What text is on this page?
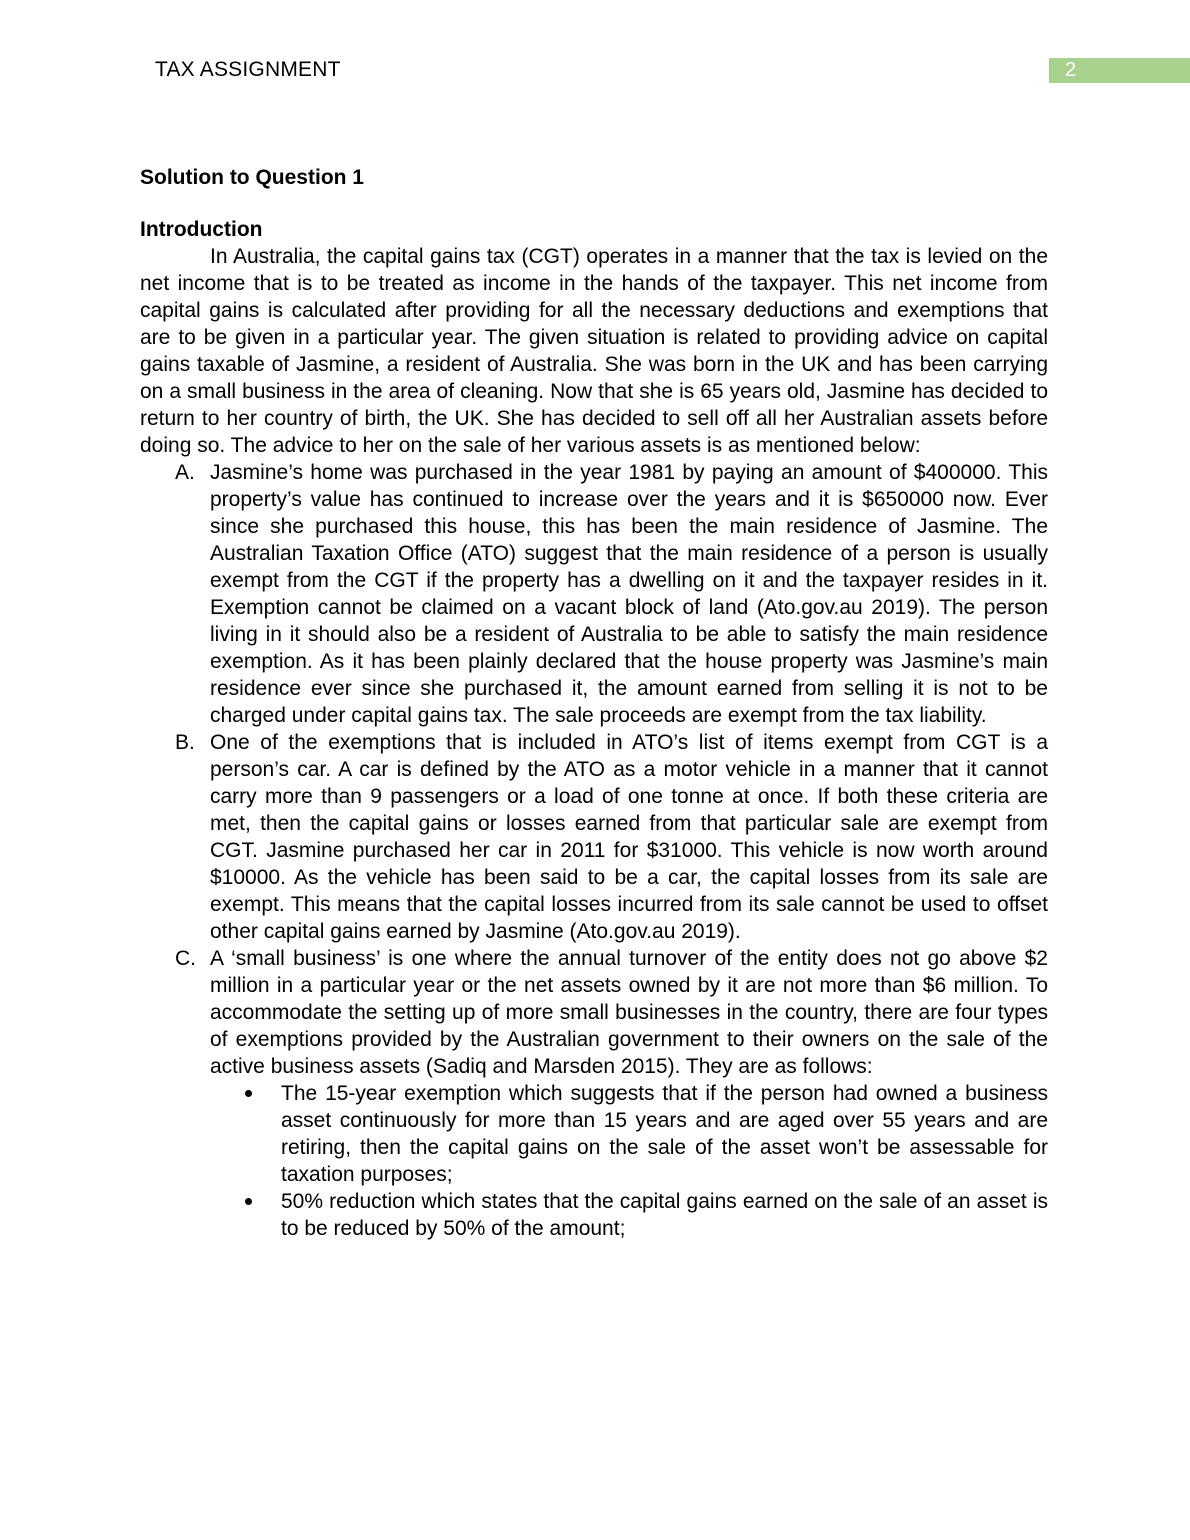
TAX ASSIGNMENT	2

Solution to Question 1

Introduction

In Australia, the capital gains tax (CGT) operates in a manner that the tax is levied on the net income that is to be treated as income in the hands of the taxpayer. This net income from capital gains is calculated after providing for all the necessary deductions and exemptions that are to be given in a particular year. The given situation is related to providing advice on capital gains taxable of Jasmine, a resident of Australia. She was born in the UK and has been carrying on a small business in the area of cleaning. Now that she is 65 years old, Jasmine has decided to return to her country of birth, the UK. She has decided to sell off all her Australian assets before doing so. The advice to her on the sale of her various assets is as mentioned below:

A. Jasmine’s home was purchased in the year 1981 by paying an amount of $400000. This property’s value has continued to increase over the years and it is $650000 now. Ever since she purchased this house, this has been the main residence of Jasmine. The Australian Taxation Office (ATO) suggest that the main residence of a person is usually exempt from the CGT if the property has a dwelling on it and the taxpayer resides in it. Exemption cannot be claimed on a vacant block of land (Ato.gov.au 2019). The person living in it should also be a resident of Australia to be able to satisfy the main residence exemption. As it has been plainly declared that the house property was Jasmine’s main residence ever since she purchased it, the amount earned from selling it is not to be charged under capital gains tax. The sale proceeds are exempt from the tax liability.
B. One of the exemptions that is included in ATO’s list of items exempt from CGT is a person’s car. A car is defined by the ATO as a motor vehicle in a manner that it cannot carry more than 9 passengers or a load of one tonne at once. If both these criteria are met, then the capital gains or losses earned from that particular sale are exempt from CGT. Jasmine purchased her car in 2011 for $31000. This vehicle is now worth around $10000. As the vehicle has been said to be a car, the capital losses from its sale are exempt. This means that the capital losses incurred from its sale cannot be used to offset other capital gains earned by Jasmine (Ato.gov.au 2019).
C. A ‘small business’ is one where the annual turnover of the entity does not go above $2 million in a particular year or the net assets owned by it are not more than $6 million. To accommodate the setting up of more small businesses in the country, there are four types of exemptions provided by the Australian government to their owners on the sale of the active business assets (Sadiq and Marsden 2015). They are as follows:
The 15-year exemption which suggests that if the person had owned a business asset continuously for more than 15 years and are aged over 55 years and are retiring, then the capital gains on the sale of the asset won’t be assessable for taxation purposes;
50% reduction which states that the capital gains earned on the sale of an asset is to be reduced by 50% of the amount;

========================================================================

▸ **Task description**
Repeat each entry exactly as given; no pictures belong in the copy.

▸ **Task solution**
What text is on this page?
TAX ASSIGNMENT	2

Solution to Question 1

Introduction

In Australia, the capital gains tax (CGT) operates in a manner that the tax is levied on the net income that is to be treated as income in the hands of the taxpayer. This net income from capital gains is calculated after providing for all the necessary deductions and exemptions that are to be given in a particular year. The given situation is related to providing advice on capital gains taxable of Jasmine, a resident of Australia. She was born in the UK and has been carrying on a small business in the area of cleaning. Now that she is 65 years old, Jasmine has decided to return to her country of birth, the UK. She has decided to sell off all her Australian assets before doing so. The advice to her on the sale of her various assets is as mentioned below:

A. Jasmine’s home was purchased in the year 1981 by paying an amount of $400000. This property’s value has continued to increase over the years and it is $650000 now. Ever since she purchased this house, this has been the main residence of Jasmine. The Australian Taxation Office (ATO) suggest that the main residence of a person is usually exempt from the CGT if the property has a dwelling on it and the taxpayer resides in it. Exemption cannot be claimed on a vacant block of land (Ato.gov.au 2019). The person living in it should also be a resident of Australia to be able to satisfy the main residence exemption. As it has been plainly declared that the house property was Jasmine’s main residence ever since she purchased it, the amount earned from selling it is not to be charged under capital gains tax. The sale proceeds are exempt from the tax liability.
B. One of the exemptions that is included in ATO’s list of items exempt from CGT is a person’s car. A car is defined by the ATO as a motor vehicle in a manner that it cannot carry more than 9 passengers or a load of one tonne at once. If both these criteria are met, then the capital gains or losses earned from that particular sale are exempt from CGT. Jasmine purchased her car in 2011 for $31000. This vehicle is now worth around $10000. As the vehicle has been said to be a car, the capital losses from its sale are exempt. This means that the capital losses incurred from its sale cannot be used to offset other capital gains earned by Jasmine (Ato.gov.au 2019).
C. A ‘small business’ is one where the annual turnover of the entity does not go above $2 million in a particular year or the net assets owned by it are not more than $6 million. To accommodate the setting up of more small businesses in the country, there are four types of exemptions provided by the Australian government to their owners on the sale of the active business assets (Sadiq and Marsden 2015). They are as follows:
The 15-year exemption which suggests that if the person had owned a business asset continuously for more than 15 years and are aged over 55 years and are retiring, then the capital gains on the sale of the asset won’t be assessable for taxation purposes;
50% reduction which states that the capital gains earned on the sale of an asset is to be reduced by 50% of the amount;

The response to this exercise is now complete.